─── Supplied data ───
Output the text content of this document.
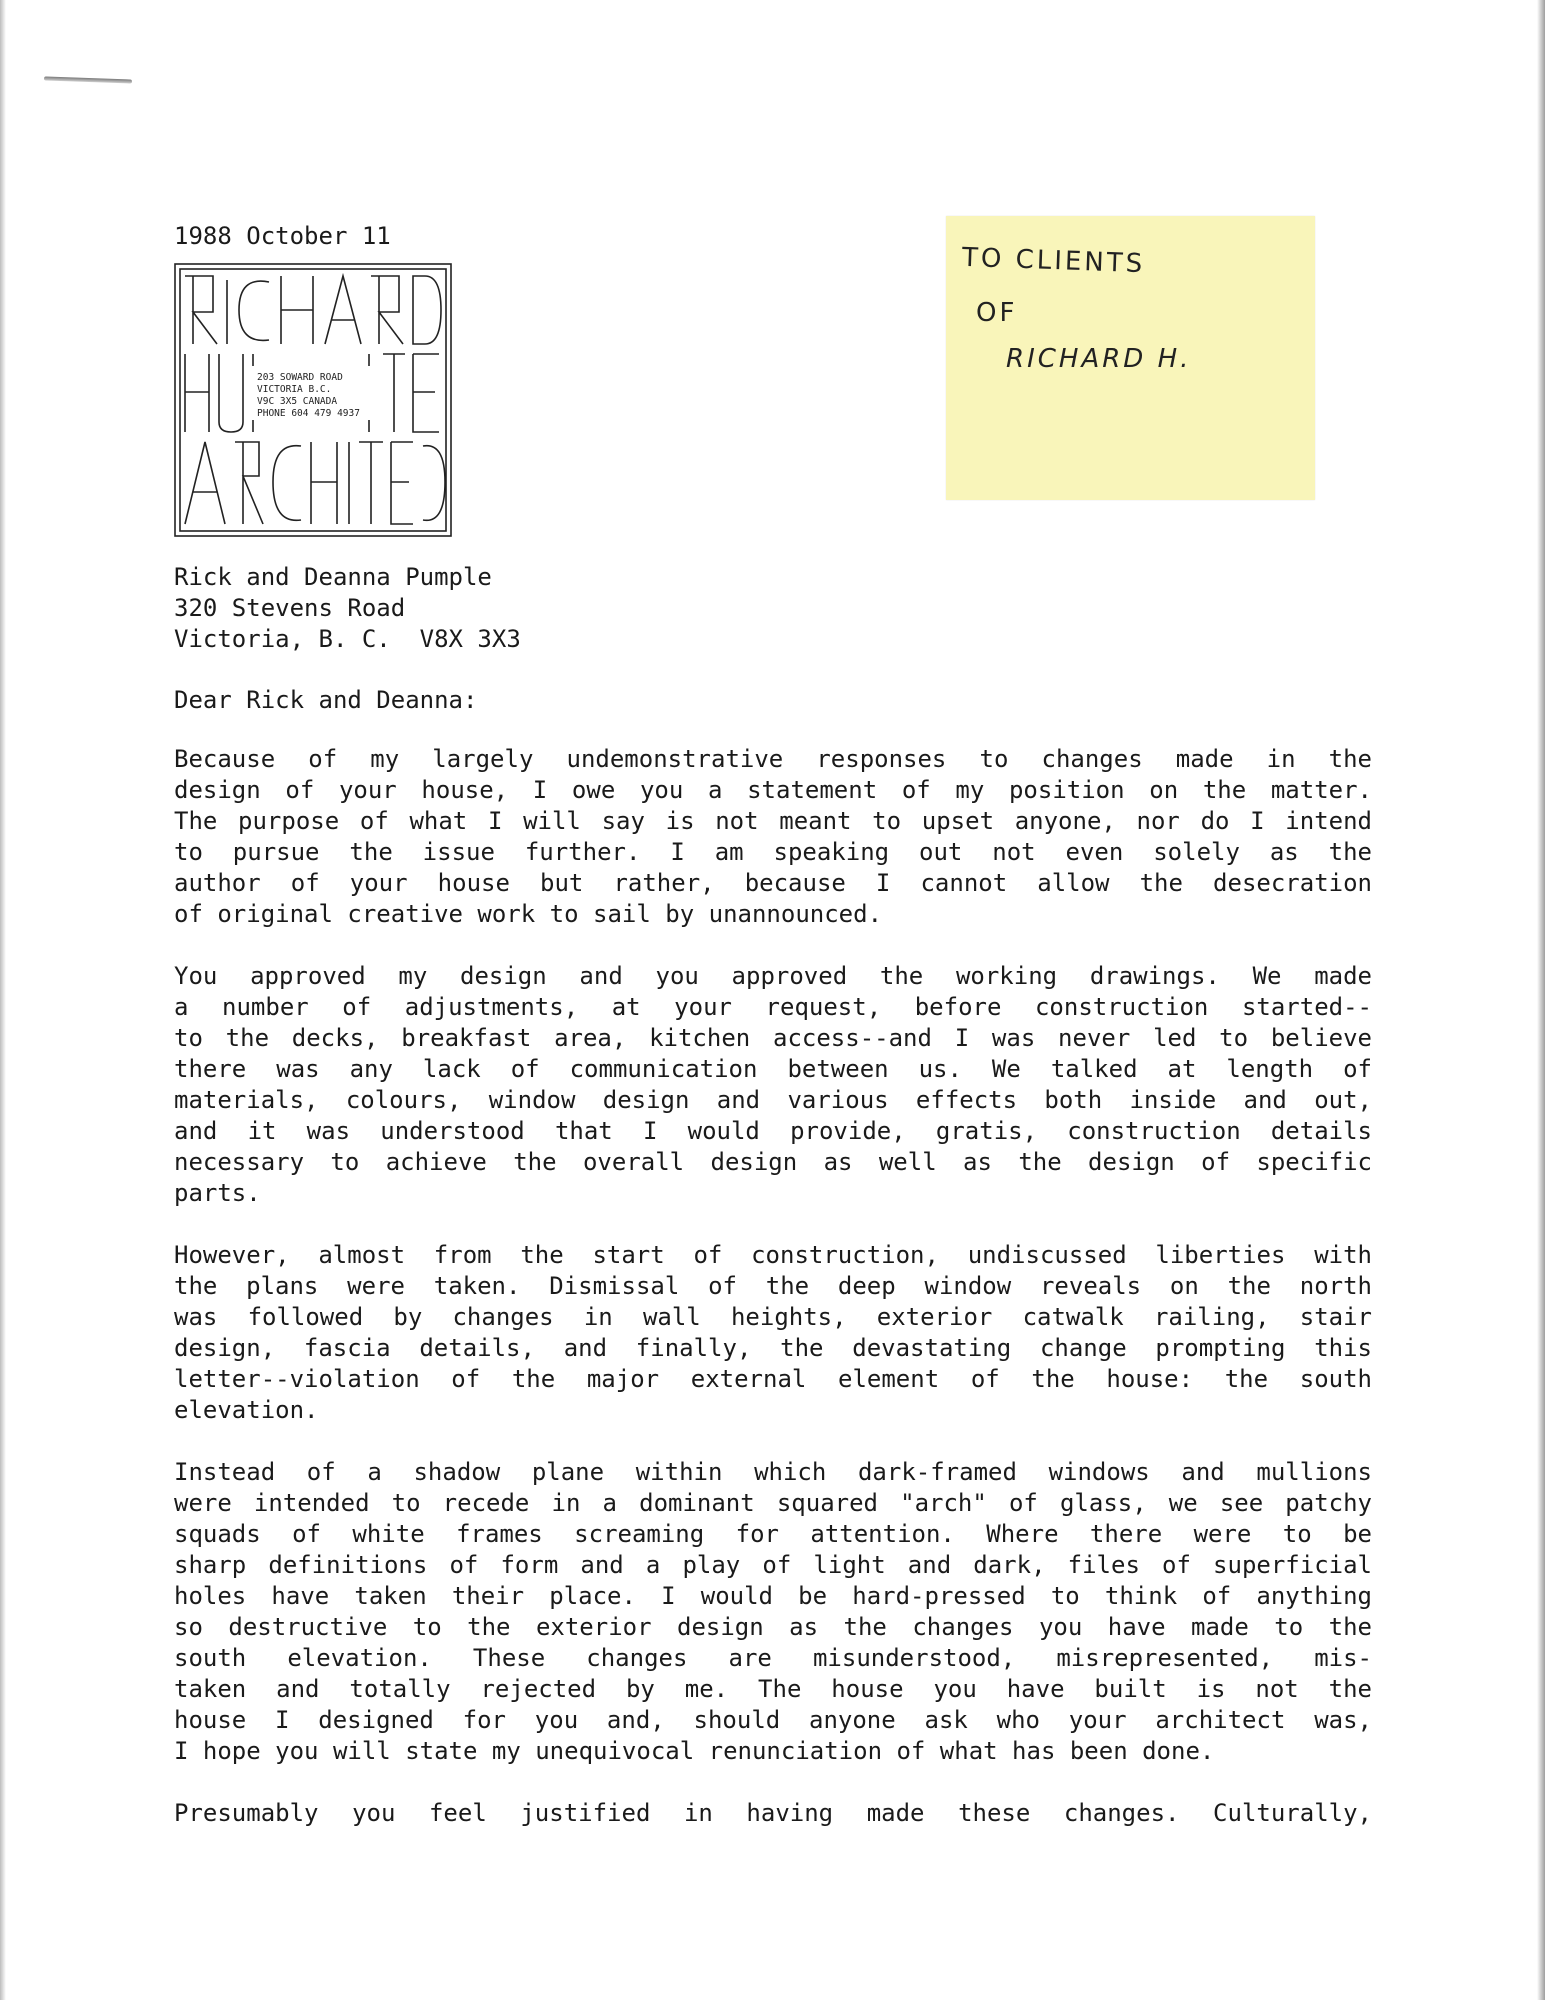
1988 October 11
203 SOWARD ROAD
VICTORIA B.C.
V9C 3X5 CANADA
PHONE 604 479 4937
TO CLIENTS
OF
RICHARD H.
Rick and Deanna Pumple
320 Stevens Road
Victoria, B. C.  V8X 3X3
Dear Rick and Deanna:
Because of my largely undemonstrative responses to changes made in the
design of your house, I owe you a statement of my position on the matter.
The purpose of what I will say is not meant to upset anyone, nor do I intend
to pursue the issue further. I am speaking out not even solely as the
author of your house but rather, because I cannot allow the desecration
of original creative work to sail by unannounced.
You approved my design and you approved the working drawings. We made
a number of adjustments, at your request, before construction started--
to the decks, breakfast area, kitchen access--and I was never led to believe
there was any lack of communication between us. We talked at length of
materials, colours, window design and various effects both inside and out,
and it was understood that I would provide, gratis, construction details
necessary to achieve the overall design as well as the design of specific
parts.
However, almost from the start of construction, undiscussed liberties with
the plans were taken. Dismissal of the deep window reveals on the north
was followed by changes in wall heights, exterior catwalk railing, stair
design, fascia details, and finally, the devastating change prompting this
letter--violation of the major external element of the house: the south
elevation.
Instead of a shadow plane within which dark-framed windows and mullions
were intended to recede in a dominant squared "arch" of glass, we see patchy
squads of white frames screaming for attention. Where there were to be
sharp definitions of form and a play of light and dark, files of superficial
holes have taken their place. I would be hard-pressed to think of anything
so destructive to the exterior design as the changes you have made to the
south elevation. These changes are misunderstood, misrepresented, mis-
taken and totally rejected by me. The house you have built is not the
house I designed for you and, should anyone ask who your architect was,
I hope you will state my unequivocal renunciation of what has been done.
Presumably you feel justified in having made these changes. Culturally,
───
- **Task details**
Which lines hold the string "Deanna"? Copy all of them from the data above.

- **Result below**
Rick and Deanna Pumple
Dear Rick and Deanna:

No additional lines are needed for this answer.